▸ DATA EXTRACT
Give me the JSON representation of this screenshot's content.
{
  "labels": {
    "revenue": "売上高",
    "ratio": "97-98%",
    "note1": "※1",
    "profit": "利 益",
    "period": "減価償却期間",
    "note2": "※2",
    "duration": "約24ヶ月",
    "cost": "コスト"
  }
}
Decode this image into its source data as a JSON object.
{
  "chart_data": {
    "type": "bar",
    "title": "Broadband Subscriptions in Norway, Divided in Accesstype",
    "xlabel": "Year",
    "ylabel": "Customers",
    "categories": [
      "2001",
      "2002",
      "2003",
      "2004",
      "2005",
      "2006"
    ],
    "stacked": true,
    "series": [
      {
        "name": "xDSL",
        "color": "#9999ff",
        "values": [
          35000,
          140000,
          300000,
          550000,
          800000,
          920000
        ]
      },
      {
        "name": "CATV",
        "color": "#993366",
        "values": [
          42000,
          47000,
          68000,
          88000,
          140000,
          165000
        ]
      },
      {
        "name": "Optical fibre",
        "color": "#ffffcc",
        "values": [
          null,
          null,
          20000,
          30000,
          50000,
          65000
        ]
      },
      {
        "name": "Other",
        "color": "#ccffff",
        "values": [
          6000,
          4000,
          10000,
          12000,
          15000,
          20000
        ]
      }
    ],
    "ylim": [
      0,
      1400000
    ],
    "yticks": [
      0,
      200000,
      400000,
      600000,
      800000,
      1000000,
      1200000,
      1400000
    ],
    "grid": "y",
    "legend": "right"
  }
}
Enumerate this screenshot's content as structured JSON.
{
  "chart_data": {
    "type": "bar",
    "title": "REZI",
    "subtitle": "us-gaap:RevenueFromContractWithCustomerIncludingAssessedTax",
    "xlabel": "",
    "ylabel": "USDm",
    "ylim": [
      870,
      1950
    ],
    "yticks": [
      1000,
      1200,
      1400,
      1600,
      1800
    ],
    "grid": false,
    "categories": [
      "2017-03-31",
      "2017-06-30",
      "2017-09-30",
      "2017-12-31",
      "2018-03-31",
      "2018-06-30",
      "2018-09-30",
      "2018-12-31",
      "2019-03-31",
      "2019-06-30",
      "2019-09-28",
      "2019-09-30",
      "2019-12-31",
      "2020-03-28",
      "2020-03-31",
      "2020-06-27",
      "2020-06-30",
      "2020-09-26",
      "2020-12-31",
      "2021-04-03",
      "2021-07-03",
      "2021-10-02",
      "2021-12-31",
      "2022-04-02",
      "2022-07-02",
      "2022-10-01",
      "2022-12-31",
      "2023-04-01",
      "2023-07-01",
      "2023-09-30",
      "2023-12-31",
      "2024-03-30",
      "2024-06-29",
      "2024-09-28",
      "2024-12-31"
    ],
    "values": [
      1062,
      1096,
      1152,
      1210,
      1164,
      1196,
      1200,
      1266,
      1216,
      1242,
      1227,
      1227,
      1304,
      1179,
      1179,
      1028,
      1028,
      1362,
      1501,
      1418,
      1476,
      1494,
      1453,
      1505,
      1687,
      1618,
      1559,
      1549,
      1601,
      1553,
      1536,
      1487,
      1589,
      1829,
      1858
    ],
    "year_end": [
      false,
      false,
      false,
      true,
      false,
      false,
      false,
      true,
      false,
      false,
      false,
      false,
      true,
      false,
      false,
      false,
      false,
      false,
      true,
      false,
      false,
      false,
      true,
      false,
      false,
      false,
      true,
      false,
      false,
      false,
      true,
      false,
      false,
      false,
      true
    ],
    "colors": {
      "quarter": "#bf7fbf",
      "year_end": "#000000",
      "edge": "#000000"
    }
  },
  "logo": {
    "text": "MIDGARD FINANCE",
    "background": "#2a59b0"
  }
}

▸ JOB
Copy every line that contains the string "content".

▸ EXERCISE OUTPUT
Give me the JSON representation of this screenshot's content.
Enumerate this screenshot's content as structured JSON.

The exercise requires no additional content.